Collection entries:
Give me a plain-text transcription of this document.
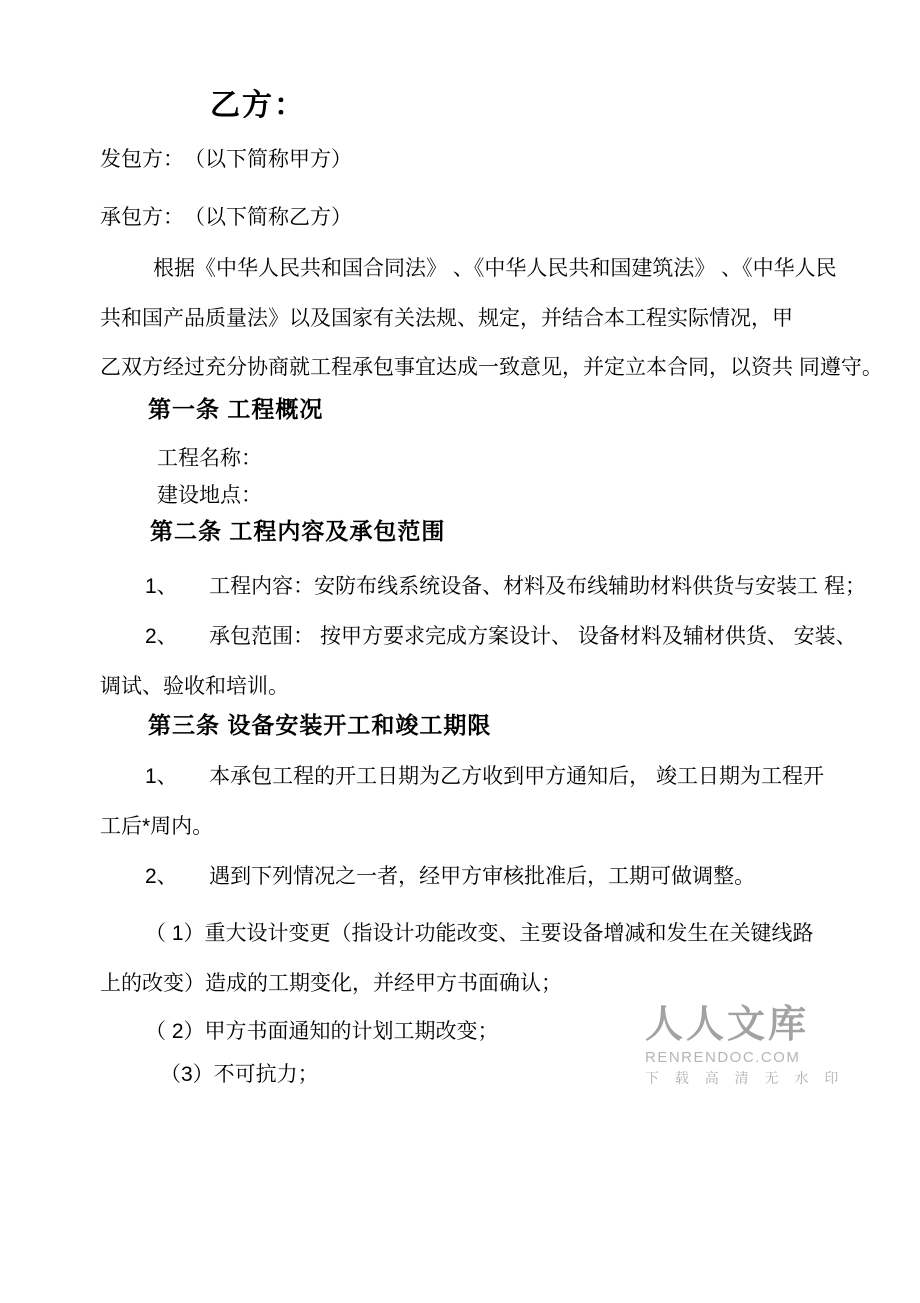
乙方：
发包方：　（以下简称甲方）
承包方：　（以下简称乙方）
根据《中华人民共和国合同法》 、《中华人民共和国建筑法》 、《中华人民
共和国产品质量法》以及国家有关法规、规定，并结合本工程实际情况，甲
乙双方经过充分协商就工程承包事宜达成一致意见，并定立本合同，以资共 同遵守。
第一条 工程概况
工程名称：
建设地点：
第二条 工程内容及承包范围
1、　　工程内容：安防布线系统设备、材料及布线辅助材料供货与安装工 程；
2、　　承包范围： 按甲方要求完成方案设计、 设备材料及辅材供货、 安装、
调试、验收和培训。
第三条 设备安装开工和竣工期限
1、　　本承包工程的开工日期为乙方收到甲方通知后， 竣工日期为工程开
工后*周内。
2、　　遇到下列情况之一者，经甲方审核批准后，工期可做调整。
（ 1）重大设计变更（指设计功能改变、主要设备增减和发生在关键线路
上的改变）造成的工期变化，并经甲方书面确认；
（ 2）甲方书面通知的计划工期改变；
（3）不可抗力；
人人文库
RENRENDOC.COM
下 载 高 清 无 水 印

▸ Exercise:
Each record above should be copied character for character, with pictures dropped.

▸ Completed exercise:
Give me a plain-text transcription of this document.
乙方：
发包方：　（以下简称甲方）
承包方：　（以下简称乙方）
根据《中华人民共和国合同法》 、《中华人民共和国建筑法》 、《中华人民
共和国产品质量法》以及国家有关法规、规定，并结合本工程实际情况，甲
乙双方经过充分协商就工程承包事宜达成一致意见，并定立本合同，以资共 同遵守。
第一条 工程概况
工程名称：
建设地点：
第二条 工程内容及承包范围
1、　　工程内容：安防布线系统设备、材料及布线辅助材料供货与安装工 程；
2、　　承包范围： 按甲方要求完成方案设计、 设备材料及辅材供货、 安装、
调试、验收和培训。
第三条 设备安装开工和竣工期限
1、　　本承包工程的开工日期为乙方收到甲方通知后， 竣工日期为工程开
工后*周内。
2、　　遇到下列情况之一者，经甲方审核批准后，工期可做调整。
（ 1）重大设计变更（指设计功能改变、主要设备增减和发生在关键线路
上的改变）造成的工期变化，并经甲方书面确认；
（ 2）甲方书面通知的计划工期改变；
（3）不可抗力；
人人文库
RENRENDOC.COM
下 载 高 清 无 水 印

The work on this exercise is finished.